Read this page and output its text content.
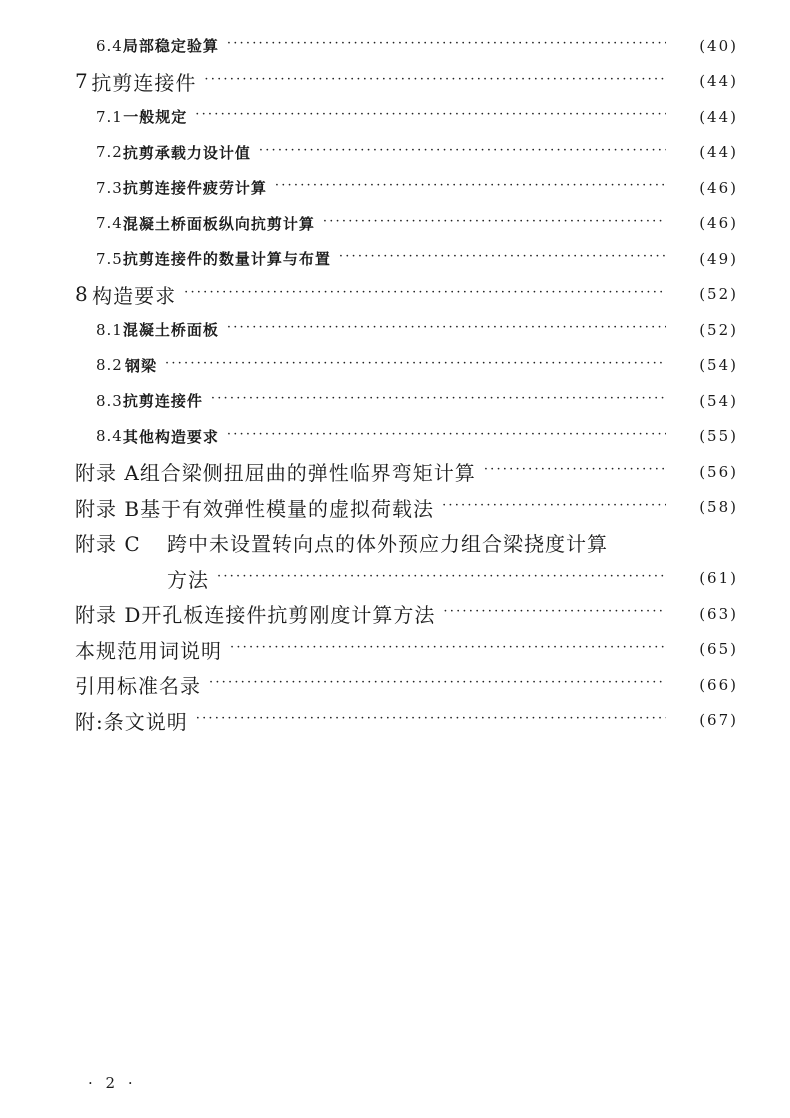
6.4 局部稳定验算 ·····	(40)
7 抗剪连接件 ·····	(44)
7.1 一般规定 ·····	(44)
7.2 抗剪承载力设计值 ·····	(44)
7.3 抗剪连接件疲劳计算 ·····	(46)
7.4 混凝土桥面板纵向抗剪计算 ·····	(46)
7.5 抗剪连接件的数量计算与布置 ·····	(49)
8 构造要求 ·····	(52)
8.1 混凝土桥面板 ·····	(52)
8.2 钢梁 ·····	(54)
8.3 抗剪连接件 ·····	(54)
8.4 其他构造要求 ·····	(55)
附录 A 组合梁侧扭屈曲的弹性临界弯矩计算 ·····	(56)
附录 B 基于有效弹性模量的虚拟荷载法 ·····	(58)
附录 C	跨中未设置转向点的体外预应力组合梁挠度计算
方法 ·····	(61)
附录 D 开孔板连接件抗剪刚度计算方法 ·····	(63)
本规范用词说明 ·····	(65)
引用标准名录 ·····	(66)
附:条文说明 ·····	(67)
· 2 ·
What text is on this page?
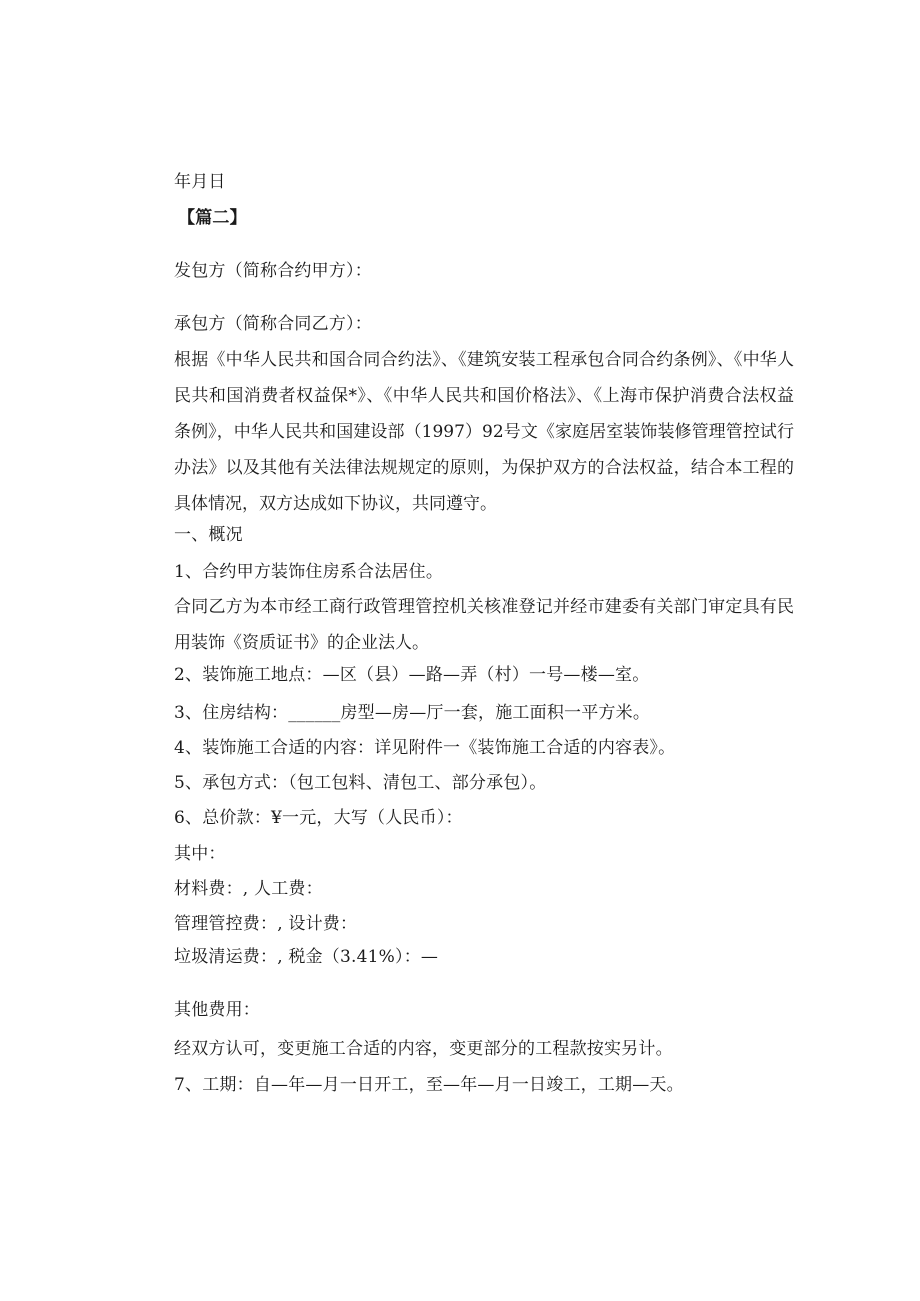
年月日
【篇二】
发包方（简称合约甲方）：
承包方（简称合同乙方）：
根据《中华人民共和国合同合约法》、《建筑安装工程承包合同合约条例》、《中华人民共和国消费者权益保*》、《中华人民共和国价格法》、《上海市保护消费合法权益条例》，中华人民共和国建设部（1997）92号文《家庭居室装饰装修管理管控试行办法》以及其他有关法律法规规定的原则，为保护双方的合法权益，结合本工程的具体情况，双方达成如下协议，共同遵守。
一、概况
1、合约甲方装饰住房系合法居住。
合同乙方为本市经工商行政管理管控机关核准登记并经市建委有关部门审定具有民用装饰《资质证书》的企业法人。
2、装饰施工地点：—区（县）—路—弄（村）一号—楼—室。
3、住房结构：______房型—房—厅一套，施工面积一平方米。
4、装饰施工合适的内容：详见附件一《装饰施工合适的内容表》。
5、承包方式：（包工包料、清包工、部分承包）。
6、总价款：¥一元，大写（人民币）：
其中：
材料费：, 人工费：
管理管控费：, 设计费：
垃圾清运费：, 税金（3.41%）：—
其他费用：
经双方认可，变更施工合适的内容，变更部分的工程款按实另计。
7、工期：自—年—月一日开工，至—年—月一日竣工，工期—天。
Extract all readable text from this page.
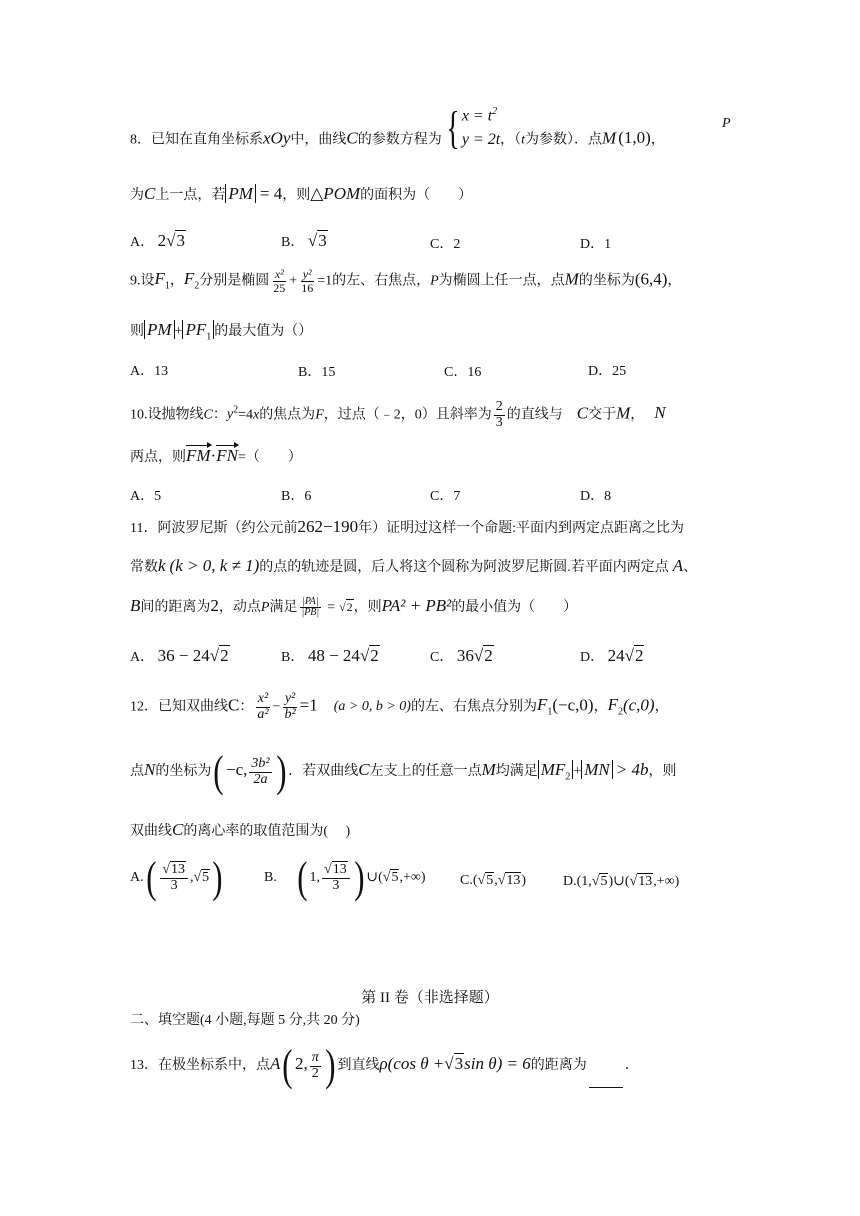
8．已知在直角坐标系xOy中，曲线C的参数方程为 { $x = t^2$
y = 2t ，（t为参数）．点M (1,0)，
P
为C上一点，若 PM = 4，则△POM的面积为（　　）
A． 2√3	B． √3	C．2	D．1
9.设$F_1$，$F_2$分别是椭圆 $\frac{\text{x²}}{25} + \frac{\text{y²}}{16} =1$的左、右焦点，P为椭圆上任一点，点M的坐标为(6,4)，
则 PM + $PF_1$ 的最大值为（）
A．13	B．15	C．16	D．25
10.设抛物线C：$y^2=4x$的焦点为F，过点（﹣2，0）且斜率为 $\frac{2}{3}$ 的直线与 C交于M， N
两点，则FM·FN=（　　）
A．5	B．6	C．7	D．8
11．阿波罗尼斯（约公元前262−190年）证明过这样一个命题:平面内到两定点距离之比为
常数k (k > 0, k ≠ 1)的点的轨迹是圆，后人将这个圆称为阿波罗尼斯圆.若平面内两定点 A、
B间的距离为2，动点P满足 $\frac{|PA|}{|PB|} = √2$，则PA² + PB²的最小值为（　　）
A． 36 − 24√2	B． 48 − 24√2	C． 36√2	D． 24√2
12．已知双曲线C： $\frac{\text{x²}}{\text{a²}} - \frac{\text{y²}}{\text{b²}} =1$ (a > 0, b > 0)的左、右焦点分别为$F_1(-c,0)$，$F_2(c,0)$，
点N的坐标为( −c, $\frac{\text{3b²}}{2a}$ ) ．若双曲线C左支上的任意一点M均满足 $MF_2$ + MN > 4b，则
双曲线C的离心率的取值范围为(　 )
$A.( \frac{√13}{3} ,√5)$	B. ( 1, $\frac{√13}{3}$ ) ∪(√5,+∞) C.(√5,√13)	D.(1,√5)∪(√13,+∞)
第 II 卷（非选择题）
二、填空题(4 小题,每题 5 分,共 20 分)
13．在极坐标系中，点A( 2, $\frac{\pi}{2}$ ) 到直线ρ(cos θ +√3sin θ) = 6的距离为	．
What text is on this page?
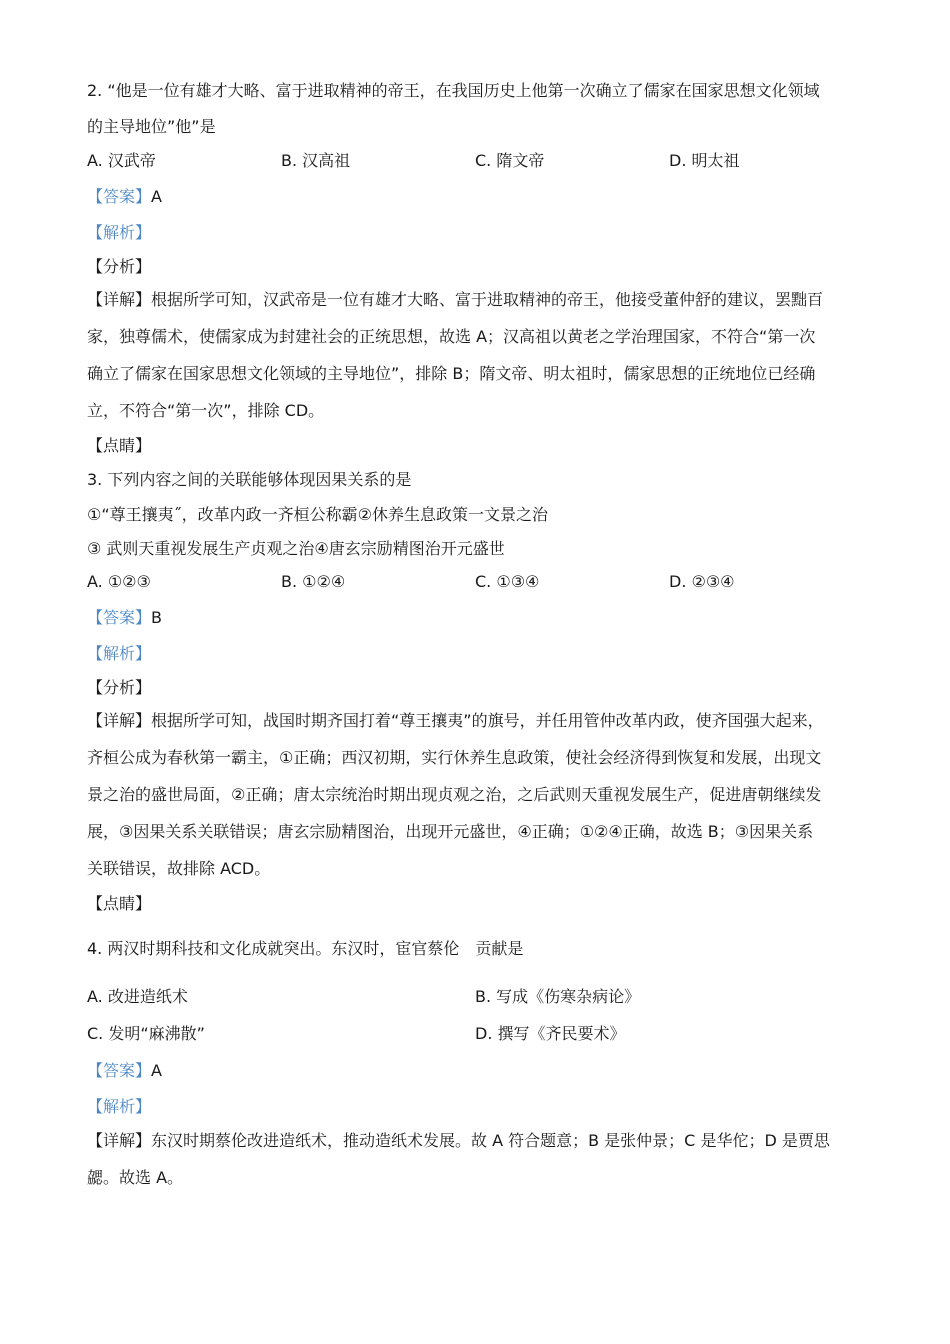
2. “他是一位有雄才大略、富于进取精神的帝王，在我国历史上他第一次确立了儒家在国家思想文化领域
的主导地位”他”是
A. 汉武帝	B. 汉高祖	C. 隋文帝	D. 明太祖
【答案】A
【解析】
【分析】
【详解】根据所学可知，汉武帝是一位有雄才大略、富于进取精神的帝王，他接受董仲舒的建议，罢黜百
家，独尊儒术，使儒家成为封建社会的正统思想，故选 A；汉高祖以黄老之学治理国家，不符合“第一次
确立了儒家在国家思想文化领域的主导地位”，排除 B；隋文帝、明太祖时，儒家思想的正统地位已经确
立，不符合“第一次”，排除 CD。
【点睛】
3. 下列内容之间的关联能够体现因果关系的是
①“尊王攘夷˝，改革内政一齐桓公称霸②休养生息政策一文景之治
③ 武则天重视发展生产贞观之治④唐玄宗励精图治开元盛世
A. ①②③	B. ①②④	C. ①③④	D. ②③④
【答案】B
【解析】
【分析】
【详解】根据所学可知，战国时期齐国打着“尊王攘夷”的旗号，并任用管仲改革内政，使齐国强大起来，
齐桓公成为春秋第一霸主，①正确；西汉初期，实行休养生息政策，使社会经济得到恢复和发展，出现文
景之治的盛世局面，②正确；唐太宗统治时期出现贞观之治，之后武则天重视发展生产，促进唐朝继续发
展，③因果关系关联错误；唐玄宗励精图治，出现开元盛世，④正确；①②④正确，故选 B；③因果关系
关联错误，故排除 ACD。
【点睛】
4. 两汉时期科技和文化成就突出。东汉时，宦官蔡伦　贡献是
A. 改进造纸术	B. 写成《伤寒杂病论》
C. 发明“麻沸散”	D. 撰写《齐民要术》
【答案】A
【解析】
【详解】东汉时期蔡伦改进造纸术，推动造纸术发展。故 A 符合题意；B 是张仲景；C 是华佗；D 是贾思
勰。故选 A。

▬▬▬▬▬▬

- **TASK OBJECTIVE**
Repeat each entry above word for word, leaving every picture out.

- **FULL SOLUTION**
Read this page and output its text content.
6.4 局部稳定验算 ·····	(40)
7 抗剪连接件 ·····	(44)
7.1 一般规定 ·····	(44)
7.2 抗剪承载力设计值 ·····	(44)
7.3 抗剪连接件疲劳计算 ·····	(46)
7.4 混凝土桥面板纵向抗剪计算 ·····	(46)
7.5 抗剪连接件的数量计算与布置 ·····	(49)
8 构造要求 ·····	(52)
8.1 混凝土桥面板 ·····	(52)
8.2 钢梁 ·····	(54)
8.3 抗剪连接件 ·····	(54)
8.4 其他构造要求 ·····	(55)
附录 A 组合梁侧扭屈曲的弹性临界弯矩计算 ·····	(56)
附录 B 基于有效弹性模量的虚拟荷载法 ·····	(58)
附录 C	跨中未设置转向点的体外预应力组合梁挠度计算
方法 ·····	(61)
附录 D 开孔板连接件抗剪刚度计算方法 ·····	(63)
本规范用词说明 ·····	(65)
引用标准名录 ·····	(66)
附:条文说明 ·····	(67)
· 2 ·
What text is on this page?
年月日
【篇二】
发包方（简称合约甲方）：
承包方（简称合同乙方）：
根据《中华人民共和国合同合约法》、《建筑安装工程承包合同合约条例》、《中华人民共和国消费者权益保*》、《中华人民共和国价格法》、《上海市保护消费合法权益条例》，中华人民共和国建设部（1997）92号文《家庭居室装饰装修管理管控试行办法》以及其他有关法律法规规定的原则，为保护双方的合法权益，结合本工程的具体情况，双方达成如下协议，共同遵守。
一、概况
1、合约甲方装饰住房系合法居住。
合同乙方为本市经工商行政管理管控机关核准登记并经市建委有关部门审定具有民用装饰《资质证书》的企业法人。
2、装饰施工地点：—区（县）—路—弄（村）一号—楼—室。
3、住房结构：______房型—房—厅一套，施工面积一平方米。
4、装饰施工合适的内容：详见附件一《装饰施工合适的内容表》。
5、承包方式：（包工包料、清包工、部分承包）。
6、总价款：¥一元，大写（人民币）：
其中：
材料费：, 人工费：
管理管控费：, 设计费：
垃圾清运费：, 税金（3.41%）：—
其他费用：
经双方认可，变更施工合适的内容，变更部分的工程款按实另计。
7、工期：自—年—月一日开工，至—年—月一日竣工，工期—天。
Extract all readable text from this page.
8．已知在直角坐标系xOy中，曲线C的参数方程为 { $x = t^2$
y = 2t ，（t为参数）．点M (1,0)，
P
为C上一点，若 PM = 4，则△POM的面积为（　　）
A． 2√3	B． √3	C．2	D．1
9.设$F_1$，$F_2$分别是椭圆 $\frac{\text{x²}}{25} + \frac{\text{y²}}{16} =1$的左、右焦点，P为椭圆上任一点，点M的坐标为(6,4)，
则 PM + $PF_1$ 的最大值为（）
A．13	B．15	C．16	D．25
10.设抛物线C：$y^2=4x$的焦点为F，过点（﹣2，0）且斜率为 $\frac{2}{3}$ 的直线与 C交于M， N
两点，则FM·FN=（　　）
A．5	B．6	C．7	D．8
11．阿波罗尼斯（约公元前262−190年）证明过这样一个命题:平面内到两定点距离之比为
常数k (k > 0, k ≠ 1)的点的轨迹是圆，后人将这个圆称为阿波罗尼斯圆.若平面内两定点 A、
B间的距离为2，动点P满足 $\frac{|PA|}{|PB|} = √2$，则PA² + PB²的最小值为（　　）
A． 36 − 24√2	B． 48 − 24√2	C． 36√2	D． 24√2
12．已知双曲线C： $\frac{\text{x²}}{\text{a²}} - \frac{\text{y²}}{\text{b²}} =1$ (a > 0, b > 0)的左、右焦点分别为$F_1(-c,0)$，$F_2(c,0)$，
点N的坐标为( −c, $\frac{\text{3b²}}{2a}$ ) ．若双曲线C左支上的任意一点M均满足 $MF_2$ + MN > 4b，则
双曲线C的离心率的取值范围为(　 )
$A.( \frac{√13}{3} ,√5)$	B. ( 1, $\frac{√13}{3}$ ) ∪(√5,+∞) C.(√5,√13)	D.(1,√5)∪(√13,+∞)
第 II 卷（非选择题）
二、填空题(4 小题,每题 5 分,共 20 分)
13．在极坐标系中，点A( 2, $\frac{\pi}{2}$ ) 到直线ρ(cos θ +√3sin θ) = 6的距离为	．
What text is on this page?
2. “他是一位有雄才大略、富于进取精神的帝王，在我国历史上他第一次确立了儒家在国家思想文化领域
的主导地位”他”是
A. 汉武帝	B. 汉高祖	C. 隋文帝	D. 明太祖
【答案】A
【解析】
【分析】
【详解】根据所学可知，汉武帝是一位有雄才大略、富于进取精神的帝王，他接受董仲舒的建议，罢黜百
家，独尊儒术，使儒家成为封建社会的正统思想，故选 A；汉高祖以黄老之学治理国家，不符合“第一次
确立了儒家在国家思想文化领域的主导地位”，排除 B；隋文帝、明太祖时，儒家思想的正统地位已经确
立，不符合“第一次”，排除 CD。
【点睛】
3. 下列内容之间的关联能够体现因果关系的是
①“尊王攘夷˝，改革内政一齐桓公称霸②休养生息政策一文景之治
③ 武则天重视发展生产贞观之治④唐玄宗励精图治开元盛世
A. ①②③	B. ①②④	C. ①③④	D. ②③④
【答案】B
【解析】
【分析】
【详解】根据所学可知，战国时期齐国打着“尊王攘夷”的旗号，并任用管仲改革内政，使齐国强大起来，
齐桓公成为春秋第一霸主，①正确；西汉初期，实行休养生息政策，使社会经济得到恢复和发展，出现文
景之治的盛世局面，②正确；唐太宗统治时期出现贞观之治，之后武则天重视发展生产，促进唐朝继续发
展，③因果关系关联错误；唐玄宗励精图治，出现开元盛世，④正确；①②④正确，故选 B；③因果关系
关联错误，故排除 ACD。
【点睛】
4. 两汉时期科技和文化成就突出。东汉时，宦官蔡伦　贡献是
A. 改进造纸术	B. 写成《伤寒杂病论》
C. 发明“麻沸散”	D. 撰写《齐民要术》
【答案】A
【解析】
【详解】东汉时期蔡伦改进造纸术，推动造纸术发展。故 A 符合题意；B 是张仲景；C 是华佗；D 是贾思
勰。故选 A。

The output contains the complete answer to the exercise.